— Problem statement —
Copy every line that mentions the word "intervalo".

— Data shown —
________________________

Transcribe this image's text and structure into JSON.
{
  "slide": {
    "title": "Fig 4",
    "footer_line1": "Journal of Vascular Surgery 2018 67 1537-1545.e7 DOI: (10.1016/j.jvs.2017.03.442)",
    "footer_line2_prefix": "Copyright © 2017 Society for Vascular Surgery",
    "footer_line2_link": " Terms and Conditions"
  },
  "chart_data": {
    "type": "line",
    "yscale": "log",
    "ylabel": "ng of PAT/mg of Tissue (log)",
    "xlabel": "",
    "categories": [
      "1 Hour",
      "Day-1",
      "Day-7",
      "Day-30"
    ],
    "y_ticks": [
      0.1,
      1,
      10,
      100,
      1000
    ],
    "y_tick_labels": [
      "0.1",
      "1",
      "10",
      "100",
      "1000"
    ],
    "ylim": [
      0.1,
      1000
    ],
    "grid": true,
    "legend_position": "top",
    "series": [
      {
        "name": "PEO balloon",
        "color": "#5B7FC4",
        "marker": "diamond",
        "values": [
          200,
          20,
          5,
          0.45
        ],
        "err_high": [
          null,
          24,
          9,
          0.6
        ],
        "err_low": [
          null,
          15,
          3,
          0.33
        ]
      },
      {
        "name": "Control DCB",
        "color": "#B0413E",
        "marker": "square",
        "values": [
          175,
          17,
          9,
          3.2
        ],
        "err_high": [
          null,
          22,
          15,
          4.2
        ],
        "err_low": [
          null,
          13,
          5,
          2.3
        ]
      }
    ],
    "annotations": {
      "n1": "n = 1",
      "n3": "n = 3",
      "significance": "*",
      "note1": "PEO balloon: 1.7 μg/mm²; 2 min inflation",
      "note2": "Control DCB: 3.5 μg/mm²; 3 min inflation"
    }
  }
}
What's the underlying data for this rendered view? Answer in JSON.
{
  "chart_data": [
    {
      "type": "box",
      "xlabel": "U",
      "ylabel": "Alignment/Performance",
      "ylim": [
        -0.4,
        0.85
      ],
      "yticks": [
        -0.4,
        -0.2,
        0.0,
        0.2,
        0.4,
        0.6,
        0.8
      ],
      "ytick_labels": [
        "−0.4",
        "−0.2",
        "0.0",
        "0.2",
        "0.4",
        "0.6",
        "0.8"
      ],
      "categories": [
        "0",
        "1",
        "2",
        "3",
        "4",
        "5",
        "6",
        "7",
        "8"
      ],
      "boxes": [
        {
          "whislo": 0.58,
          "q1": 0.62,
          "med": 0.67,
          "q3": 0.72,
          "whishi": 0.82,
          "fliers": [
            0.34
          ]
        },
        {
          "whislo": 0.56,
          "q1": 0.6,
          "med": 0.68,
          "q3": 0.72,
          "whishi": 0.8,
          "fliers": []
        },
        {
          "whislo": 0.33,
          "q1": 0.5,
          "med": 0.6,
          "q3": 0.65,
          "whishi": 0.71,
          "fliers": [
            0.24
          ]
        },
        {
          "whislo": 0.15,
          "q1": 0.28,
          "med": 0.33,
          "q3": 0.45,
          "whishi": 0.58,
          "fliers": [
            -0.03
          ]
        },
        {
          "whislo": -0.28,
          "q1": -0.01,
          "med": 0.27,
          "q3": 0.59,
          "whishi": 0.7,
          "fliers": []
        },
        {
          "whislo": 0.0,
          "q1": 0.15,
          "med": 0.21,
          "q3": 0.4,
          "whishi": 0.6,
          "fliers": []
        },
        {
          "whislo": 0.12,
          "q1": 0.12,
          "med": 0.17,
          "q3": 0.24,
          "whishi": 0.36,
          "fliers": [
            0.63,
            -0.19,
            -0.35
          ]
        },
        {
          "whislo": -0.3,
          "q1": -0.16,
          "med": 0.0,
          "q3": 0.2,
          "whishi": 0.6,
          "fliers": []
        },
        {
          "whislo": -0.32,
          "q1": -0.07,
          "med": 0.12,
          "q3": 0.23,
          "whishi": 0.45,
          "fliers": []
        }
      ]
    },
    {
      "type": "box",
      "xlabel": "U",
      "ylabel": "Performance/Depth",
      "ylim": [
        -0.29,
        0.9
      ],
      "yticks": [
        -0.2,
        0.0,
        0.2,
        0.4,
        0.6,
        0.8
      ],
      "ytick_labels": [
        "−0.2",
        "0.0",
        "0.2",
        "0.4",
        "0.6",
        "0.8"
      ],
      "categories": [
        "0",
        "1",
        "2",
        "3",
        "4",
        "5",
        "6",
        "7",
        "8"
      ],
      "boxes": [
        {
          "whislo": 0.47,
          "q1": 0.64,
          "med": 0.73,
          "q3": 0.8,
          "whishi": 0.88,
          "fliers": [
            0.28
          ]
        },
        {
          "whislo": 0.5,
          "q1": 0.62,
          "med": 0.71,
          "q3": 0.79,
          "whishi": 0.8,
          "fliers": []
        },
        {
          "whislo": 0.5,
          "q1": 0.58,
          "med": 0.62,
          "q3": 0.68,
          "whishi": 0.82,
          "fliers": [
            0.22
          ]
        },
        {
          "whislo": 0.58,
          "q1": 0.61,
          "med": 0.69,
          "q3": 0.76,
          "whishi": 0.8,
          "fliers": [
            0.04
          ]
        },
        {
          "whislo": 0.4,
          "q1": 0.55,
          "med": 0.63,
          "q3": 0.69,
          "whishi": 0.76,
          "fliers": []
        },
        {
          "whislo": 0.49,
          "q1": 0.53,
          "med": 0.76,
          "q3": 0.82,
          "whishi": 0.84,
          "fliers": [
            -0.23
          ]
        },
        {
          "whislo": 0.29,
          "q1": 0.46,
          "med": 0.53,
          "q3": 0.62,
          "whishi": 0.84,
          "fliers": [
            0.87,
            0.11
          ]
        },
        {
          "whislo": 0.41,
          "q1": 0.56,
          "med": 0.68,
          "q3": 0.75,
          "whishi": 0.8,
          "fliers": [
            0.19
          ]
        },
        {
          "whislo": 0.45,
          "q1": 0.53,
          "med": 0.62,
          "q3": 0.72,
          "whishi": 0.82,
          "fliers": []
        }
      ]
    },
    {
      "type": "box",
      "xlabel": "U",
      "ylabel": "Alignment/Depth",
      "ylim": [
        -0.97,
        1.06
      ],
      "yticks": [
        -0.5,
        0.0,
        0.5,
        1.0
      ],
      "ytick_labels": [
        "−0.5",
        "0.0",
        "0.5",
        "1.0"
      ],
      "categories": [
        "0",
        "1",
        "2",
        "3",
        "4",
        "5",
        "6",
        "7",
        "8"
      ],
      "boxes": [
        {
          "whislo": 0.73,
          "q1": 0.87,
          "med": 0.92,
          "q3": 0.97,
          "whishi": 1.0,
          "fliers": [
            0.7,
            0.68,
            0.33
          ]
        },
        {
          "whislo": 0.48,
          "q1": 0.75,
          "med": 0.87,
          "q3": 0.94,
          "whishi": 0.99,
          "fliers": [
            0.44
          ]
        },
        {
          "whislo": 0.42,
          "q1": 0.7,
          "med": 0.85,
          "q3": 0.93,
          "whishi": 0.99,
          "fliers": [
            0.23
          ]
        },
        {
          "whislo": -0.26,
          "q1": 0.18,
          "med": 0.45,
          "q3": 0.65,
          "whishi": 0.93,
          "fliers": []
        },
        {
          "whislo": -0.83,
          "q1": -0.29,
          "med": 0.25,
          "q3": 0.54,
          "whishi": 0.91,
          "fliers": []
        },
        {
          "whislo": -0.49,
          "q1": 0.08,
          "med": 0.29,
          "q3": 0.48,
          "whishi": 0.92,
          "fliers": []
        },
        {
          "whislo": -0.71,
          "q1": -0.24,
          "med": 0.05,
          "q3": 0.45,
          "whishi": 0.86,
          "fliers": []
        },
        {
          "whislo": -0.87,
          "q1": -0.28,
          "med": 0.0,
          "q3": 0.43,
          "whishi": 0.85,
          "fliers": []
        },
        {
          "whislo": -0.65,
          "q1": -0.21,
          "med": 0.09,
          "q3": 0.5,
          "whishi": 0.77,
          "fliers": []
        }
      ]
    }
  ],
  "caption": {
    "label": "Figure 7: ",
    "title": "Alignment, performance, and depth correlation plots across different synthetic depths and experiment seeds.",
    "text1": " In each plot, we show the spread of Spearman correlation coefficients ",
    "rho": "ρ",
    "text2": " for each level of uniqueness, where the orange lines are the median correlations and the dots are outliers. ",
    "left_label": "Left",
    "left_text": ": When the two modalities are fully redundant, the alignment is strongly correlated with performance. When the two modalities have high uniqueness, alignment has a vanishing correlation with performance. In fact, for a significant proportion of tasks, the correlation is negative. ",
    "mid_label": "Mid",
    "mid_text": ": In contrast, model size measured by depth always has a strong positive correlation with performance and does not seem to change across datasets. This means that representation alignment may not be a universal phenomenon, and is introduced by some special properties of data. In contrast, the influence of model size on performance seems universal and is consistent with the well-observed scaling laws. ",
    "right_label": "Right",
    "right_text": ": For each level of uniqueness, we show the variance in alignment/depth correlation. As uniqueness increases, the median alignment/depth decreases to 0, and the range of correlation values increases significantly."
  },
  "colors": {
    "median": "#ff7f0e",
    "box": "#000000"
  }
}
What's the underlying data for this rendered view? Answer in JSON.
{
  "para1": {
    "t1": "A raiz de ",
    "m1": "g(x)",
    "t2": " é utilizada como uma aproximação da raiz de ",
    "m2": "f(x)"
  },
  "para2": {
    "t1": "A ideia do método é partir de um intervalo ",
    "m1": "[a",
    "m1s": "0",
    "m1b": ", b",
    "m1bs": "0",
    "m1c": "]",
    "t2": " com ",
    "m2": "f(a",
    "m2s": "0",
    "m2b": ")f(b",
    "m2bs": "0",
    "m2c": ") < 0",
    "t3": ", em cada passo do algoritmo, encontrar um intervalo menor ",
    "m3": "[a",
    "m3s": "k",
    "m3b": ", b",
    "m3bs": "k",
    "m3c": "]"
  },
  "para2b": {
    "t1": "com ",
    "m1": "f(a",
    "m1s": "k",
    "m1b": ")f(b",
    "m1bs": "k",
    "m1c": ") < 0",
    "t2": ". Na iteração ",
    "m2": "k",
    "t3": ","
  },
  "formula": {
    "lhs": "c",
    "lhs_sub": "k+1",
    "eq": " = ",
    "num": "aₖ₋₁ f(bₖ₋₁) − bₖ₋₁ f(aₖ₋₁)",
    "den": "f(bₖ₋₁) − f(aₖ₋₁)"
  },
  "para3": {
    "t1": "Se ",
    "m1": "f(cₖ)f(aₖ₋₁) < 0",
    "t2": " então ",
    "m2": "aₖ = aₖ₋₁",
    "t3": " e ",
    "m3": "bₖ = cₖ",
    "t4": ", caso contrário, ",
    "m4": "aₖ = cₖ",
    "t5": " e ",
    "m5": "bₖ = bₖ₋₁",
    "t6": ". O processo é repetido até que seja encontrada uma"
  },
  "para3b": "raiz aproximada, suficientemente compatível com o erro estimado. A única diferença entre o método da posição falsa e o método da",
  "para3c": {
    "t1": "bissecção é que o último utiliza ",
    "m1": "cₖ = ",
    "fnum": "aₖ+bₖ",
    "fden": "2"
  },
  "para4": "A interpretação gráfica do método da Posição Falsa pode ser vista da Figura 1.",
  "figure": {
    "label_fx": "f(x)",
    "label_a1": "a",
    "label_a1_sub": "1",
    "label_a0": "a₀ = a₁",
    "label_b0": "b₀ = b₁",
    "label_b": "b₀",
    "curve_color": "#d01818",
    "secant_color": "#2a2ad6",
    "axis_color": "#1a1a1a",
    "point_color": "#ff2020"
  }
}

________________________

— Correct answer —
    "t1": "A ideia do método é partir de um intervalo ",
    "t3": ", em cada passo do algoritmo, encontrar um intervalo menor ",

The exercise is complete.